Return the entries verbatim and drop every picture.
----
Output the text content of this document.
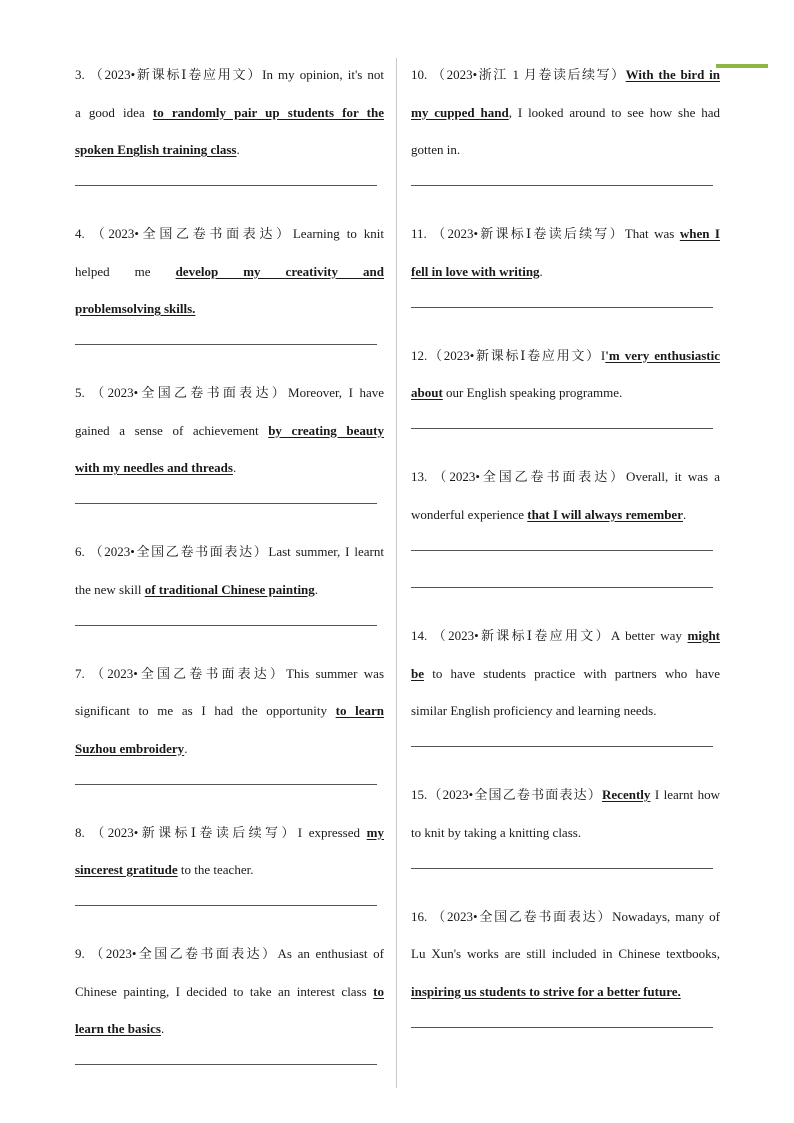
3. （2023•新课标Ⅰ卷应用文）In my opinion, it's not
a good idea to randomly pair up students for the
spoken English training class.
4. （2023•全国乙卷书面表达）Learning to knit
helped me develop my creativity and
problemsolving skills.
5. （2023•全国乙卷书面表达）Moreover, I have
gained a sense of achievement by creating beauty
with my needles and threads.
6. （2023•全国乙卷书面表达）Last summer, I learnt
the new skill of traditional Chinese painting.
7. （2023•全国乙卷书面表达）This summer was
significant to me as I had the opportunity to learn
Suzhou embroidery.
8. （2023•新课标Ⅰ卷读后续写）I expressed my
sincerest gratitude to the teacher.
9. （2023•全国乙卷书面表达）As an enthusiast of
Chinese painting, I decided to take an interest class to
learn the basics.
10. （2023•浙江 1 月卷读后续写）With the bird in
my cupped hand, I looked around to see how she had
gotten in.
11. （2023•新课标Ⅰ卷读后续写）That was when I
fell in love with writing.
12.（2023•新课标Ⅰ卷应用文）I'm very enthusiastic
about our English speaking programme.
13. （2023•全国乙卷书面表达）Overall, it was a
wonderful experience that I will always remember.
14. （2023•新课标Ⅰ卷应用文）A better way might
be to have students practice with partners who have
similar English proficiency and learning needs.
15.（2023•全国乙卷书面表达）Recently I learnt how
to knit by taking a knitting class.
16. （2023•全国乙卷书面表达）Nowadays, many of
Lu Xun's works are still included in Chinese textbooks,
inspiring us students to strive for a better future.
----
> _Output_:
Output the text content of this document.
3. （2023•新课标Ⅰ卷应用文）In my opinion, it's not
a good idea to randomly pair up students for the
spoken English training class.
4. （2023•全国乙卷书面表达）Learning to knit
helped me develop my creativity and
problemsolving skills.
5. （2023•全国乙卷书面表达）Moreover, I have
gained a sense of achievement by creating beauty
with my needles and threads.
6. （2023•全国乙卷书面表达）Last summer, I learnt
the new skill of traditional Chinese painting.
7. （2023•全国乙卷书面表达）This summer was
significant to me as I had the opportunity to learn
Suzhou embroidery.
8. （2023•新课标Ⅰ卷读后续写）I expressed my
sincerest gratitude to the teacher.
9. （2023•全国乙卷书面表达）As an enthusiast of
Chinese painting, I decided to take an interest class to
learn the basics.
10. （2023•浙江 1 月卷读后续写）With the bird in
my cupped hand, I looked around to see how she had
gotten in.
11. （2023•新课标Ⅰ卷读后续写）That was when I
fell in love with writing.
12.（2023•新课标Ⅰ卷应用文）I'm very enthusiastic
about our English speaking programme.
13. （2023•全国乙卷书面表达）Overall, it was a
wonderful experience that I will always remember.
14. （2023•新课标Ⅰ卷应用文）A better way might
be to have students practice with partners who have
similar English proficiency and learning needs.
15.（2023•全国乙卷书面表达）Recently I learnt how
to knit by taking a knitting class.
16. （2023•全国乙卷书面表达）Nowadays, many of
Lu Xun's works are still included in Chinese textbooks,
inspiring us students to strive for a better future.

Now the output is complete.